**WHAT YOU ARE ASKED TO DO**
Show every line below where "JSON" can be found.

**DATA FOR THIS TASK**
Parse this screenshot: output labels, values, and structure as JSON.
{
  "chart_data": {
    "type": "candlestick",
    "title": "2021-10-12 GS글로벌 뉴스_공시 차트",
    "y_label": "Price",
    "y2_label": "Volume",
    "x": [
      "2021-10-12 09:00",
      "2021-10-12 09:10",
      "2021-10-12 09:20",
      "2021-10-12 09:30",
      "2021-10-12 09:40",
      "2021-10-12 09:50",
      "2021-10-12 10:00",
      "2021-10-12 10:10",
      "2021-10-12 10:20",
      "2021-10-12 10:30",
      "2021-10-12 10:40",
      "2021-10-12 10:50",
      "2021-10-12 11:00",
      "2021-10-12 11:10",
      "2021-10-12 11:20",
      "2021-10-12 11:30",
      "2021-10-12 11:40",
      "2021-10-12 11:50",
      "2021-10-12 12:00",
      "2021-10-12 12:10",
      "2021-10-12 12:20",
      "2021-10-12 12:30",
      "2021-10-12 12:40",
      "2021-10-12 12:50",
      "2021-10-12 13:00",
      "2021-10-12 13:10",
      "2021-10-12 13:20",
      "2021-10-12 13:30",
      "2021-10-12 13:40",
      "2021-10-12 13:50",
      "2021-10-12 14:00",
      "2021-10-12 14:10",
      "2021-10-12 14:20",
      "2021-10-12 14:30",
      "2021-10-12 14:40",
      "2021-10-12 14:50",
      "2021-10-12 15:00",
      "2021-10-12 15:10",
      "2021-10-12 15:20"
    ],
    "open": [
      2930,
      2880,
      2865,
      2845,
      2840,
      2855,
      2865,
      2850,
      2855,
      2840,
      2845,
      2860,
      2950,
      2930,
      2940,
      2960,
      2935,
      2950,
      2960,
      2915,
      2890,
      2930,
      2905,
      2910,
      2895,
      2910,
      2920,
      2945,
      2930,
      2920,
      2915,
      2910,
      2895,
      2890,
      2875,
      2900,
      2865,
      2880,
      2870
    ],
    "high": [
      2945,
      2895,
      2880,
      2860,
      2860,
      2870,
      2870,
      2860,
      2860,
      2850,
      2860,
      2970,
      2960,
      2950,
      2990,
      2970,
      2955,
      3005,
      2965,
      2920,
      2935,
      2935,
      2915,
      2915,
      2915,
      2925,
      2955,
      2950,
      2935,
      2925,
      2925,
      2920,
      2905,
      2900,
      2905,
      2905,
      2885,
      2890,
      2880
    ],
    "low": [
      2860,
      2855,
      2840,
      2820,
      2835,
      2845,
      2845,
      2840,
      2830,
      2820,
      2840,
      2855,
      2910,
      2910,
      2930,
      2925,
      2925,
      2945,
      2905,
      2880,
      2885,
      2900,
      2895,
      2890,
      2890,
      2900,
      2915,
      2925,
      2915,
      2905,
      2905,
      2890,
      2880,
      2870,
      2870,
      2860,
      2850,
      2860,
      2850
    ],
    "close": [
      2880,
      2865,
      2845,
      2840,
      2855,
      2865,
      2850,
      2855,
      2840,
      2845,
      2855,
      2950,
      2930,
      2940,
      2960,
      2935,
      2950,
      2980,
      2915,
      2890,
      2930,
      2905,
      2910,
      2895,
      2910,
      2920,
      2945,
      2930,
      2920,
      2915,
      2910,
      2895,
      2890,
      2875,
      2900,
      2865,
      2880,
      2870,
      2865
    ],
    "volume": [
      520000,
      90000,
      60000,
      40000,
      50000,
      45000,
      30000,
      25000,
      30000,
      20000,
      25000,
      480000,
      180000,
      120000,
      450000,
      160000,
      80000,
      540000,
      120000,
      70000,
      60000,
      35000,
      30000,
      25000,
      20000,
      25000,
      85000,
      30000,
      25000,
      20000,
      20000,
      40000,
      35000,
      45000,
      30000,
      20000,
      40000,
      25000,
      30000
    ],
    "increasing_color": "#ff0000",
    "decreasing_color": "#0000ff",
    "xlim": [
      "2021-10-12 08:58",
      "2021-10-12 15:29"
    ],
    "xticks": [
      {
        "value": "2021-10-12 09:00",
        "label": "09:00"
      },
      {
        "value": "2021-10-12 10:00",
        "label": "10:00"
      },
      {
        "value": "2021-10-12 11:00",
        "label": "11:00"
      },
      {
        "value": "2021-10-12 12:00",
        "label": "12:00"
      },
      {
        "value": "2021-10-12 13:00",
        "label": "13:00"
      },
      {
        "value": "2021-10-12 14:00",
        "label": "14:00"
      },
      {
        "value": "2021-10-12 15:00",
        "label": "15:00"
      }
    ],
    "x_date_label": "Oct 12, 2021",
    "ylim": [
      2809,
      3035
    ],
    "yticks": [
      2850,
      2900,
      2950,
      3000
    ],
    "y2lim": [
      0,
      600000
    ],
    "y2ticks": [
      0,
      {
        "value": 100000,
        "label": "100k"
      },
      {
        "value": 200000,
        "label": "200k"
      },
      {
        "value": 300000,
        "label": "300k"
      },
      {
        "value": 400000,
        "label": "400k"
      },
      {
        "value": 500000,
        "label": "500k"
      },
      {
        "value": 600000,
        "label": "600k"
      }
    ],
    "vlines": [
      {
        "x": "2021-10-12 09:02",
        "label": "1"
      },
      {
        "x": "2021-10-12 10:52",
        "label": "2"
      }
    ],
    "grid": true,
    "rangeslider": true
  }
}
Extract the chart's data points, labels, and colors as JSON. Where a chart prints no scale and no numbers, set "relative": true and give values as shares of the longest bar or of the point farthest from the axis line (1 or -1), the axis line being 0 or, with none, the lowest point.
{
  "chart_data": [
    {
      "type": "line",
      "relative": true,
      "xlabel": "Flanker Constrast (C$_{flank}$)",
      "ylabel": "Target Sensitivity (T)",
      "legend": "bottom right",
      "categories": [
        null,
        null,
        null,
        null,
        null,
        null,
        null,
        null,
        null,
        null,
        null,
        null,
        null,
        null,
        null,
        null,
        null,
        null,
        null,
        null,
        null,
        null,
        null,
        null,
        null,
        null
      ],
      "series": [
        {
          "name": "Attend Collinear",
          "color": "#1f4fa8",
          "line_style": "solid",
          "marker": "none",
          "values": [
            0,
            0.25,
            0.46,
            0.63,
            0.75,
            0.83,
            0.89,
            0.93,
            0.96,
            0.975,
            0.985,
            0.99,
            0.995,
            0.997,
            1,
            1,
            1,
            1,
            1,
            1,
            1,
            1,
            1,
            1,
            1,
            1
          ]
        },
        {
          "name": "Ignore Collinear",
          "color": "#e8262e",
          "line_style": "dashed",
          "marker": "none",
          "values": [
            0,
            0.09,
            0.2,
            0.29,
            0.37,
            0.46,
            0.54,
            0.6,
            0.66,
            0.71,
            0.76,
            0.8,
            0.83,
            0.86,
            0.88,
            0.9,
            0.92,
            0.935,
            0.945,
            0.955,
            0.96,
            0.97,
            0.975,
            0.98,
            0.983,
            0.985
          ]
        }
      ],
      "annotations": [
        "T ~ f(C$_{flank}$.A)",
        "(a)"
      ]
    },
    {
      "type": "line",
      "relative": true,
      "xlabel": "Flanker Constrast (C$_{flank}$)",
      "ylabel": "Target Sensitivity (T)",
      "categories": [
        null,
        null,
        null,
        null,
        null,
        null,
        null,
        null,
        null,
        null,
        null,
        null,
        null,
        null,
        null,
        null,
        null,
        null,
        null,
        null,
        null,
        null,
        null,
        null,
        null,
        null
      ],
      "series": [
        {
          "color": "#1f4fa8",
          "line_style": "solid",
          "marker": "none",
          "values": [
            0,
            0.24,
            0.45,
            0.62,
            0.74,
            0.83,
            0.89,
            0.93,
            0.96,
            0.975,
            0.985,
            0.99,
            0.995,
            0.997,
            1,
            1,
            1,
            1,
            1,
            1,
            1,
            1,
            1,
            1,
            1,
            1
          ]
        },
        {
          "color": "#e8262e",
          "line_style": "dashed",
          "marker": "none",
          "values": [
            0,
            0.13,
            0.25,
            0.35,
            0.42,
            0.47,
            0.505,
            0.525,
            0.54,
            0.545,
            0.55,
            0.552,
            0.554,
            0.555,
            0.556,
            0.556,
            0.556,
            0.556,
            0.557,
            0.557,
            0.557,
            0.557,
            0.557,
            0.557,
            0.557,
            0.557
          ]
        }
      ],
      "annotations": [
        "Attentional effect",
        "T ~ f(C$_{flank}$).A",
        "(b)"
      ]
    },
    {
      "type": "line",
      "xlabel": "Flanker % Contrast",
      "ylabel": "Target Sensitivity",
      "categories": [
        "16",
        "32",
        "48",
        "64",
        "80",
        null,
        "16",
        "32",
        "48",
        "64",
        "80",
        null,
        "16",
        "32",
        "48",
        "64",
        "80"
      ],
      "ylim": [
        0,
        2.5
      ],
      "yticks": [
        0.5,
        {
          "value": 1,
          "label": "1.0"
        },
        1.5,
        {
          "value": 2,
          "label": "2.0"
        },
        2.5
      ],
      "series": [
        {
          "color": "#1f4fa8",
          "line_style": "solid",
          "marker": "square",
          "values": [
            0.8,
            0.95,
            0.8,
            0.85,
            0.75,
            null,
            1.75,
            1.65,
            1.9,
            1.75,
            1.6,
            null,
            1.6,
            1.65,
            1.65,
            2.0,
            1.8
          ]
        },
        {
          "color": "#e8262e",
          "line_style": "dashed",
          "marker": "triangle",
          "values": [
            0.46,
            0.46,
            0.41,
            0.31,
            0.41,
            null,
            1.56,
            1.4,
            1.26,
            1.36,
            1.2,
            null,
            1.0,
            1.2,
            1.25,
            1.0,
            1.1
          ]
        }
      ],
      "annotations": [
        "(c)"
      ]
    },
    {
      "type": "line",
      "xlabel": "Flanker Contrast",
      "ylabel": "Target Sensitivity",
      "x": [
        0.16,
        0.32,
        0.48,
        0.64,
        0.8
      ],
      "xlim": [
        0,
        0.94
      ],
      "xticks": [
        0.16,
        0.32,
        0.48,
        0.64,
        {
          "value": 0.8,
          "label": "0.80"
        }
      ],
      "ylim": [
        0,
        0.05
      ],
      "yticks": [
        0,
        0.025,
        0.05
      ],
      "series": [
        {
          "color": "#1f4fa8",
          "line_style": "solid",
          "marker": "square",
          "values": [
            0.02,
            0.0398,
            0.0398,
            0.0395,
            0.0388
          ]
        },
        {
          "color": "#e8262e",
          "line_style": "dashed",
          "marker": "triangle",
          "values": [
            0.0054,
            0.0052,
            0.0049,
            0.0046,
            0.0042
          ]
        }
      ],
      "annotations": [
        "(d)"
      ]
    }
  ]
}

**ANSWER TO THE PROBLEM**
Parse this screenshot: output labels, values, and structure as JSON.
Extract the chart's data points, labels, and colors as JSON. Where a chart prints no scale and no numbers, set "relative": true and give values as shares of the longest bar or of the point farthest from the axis line (1 or -1), the axis line being 0 or, with none, the lowest point.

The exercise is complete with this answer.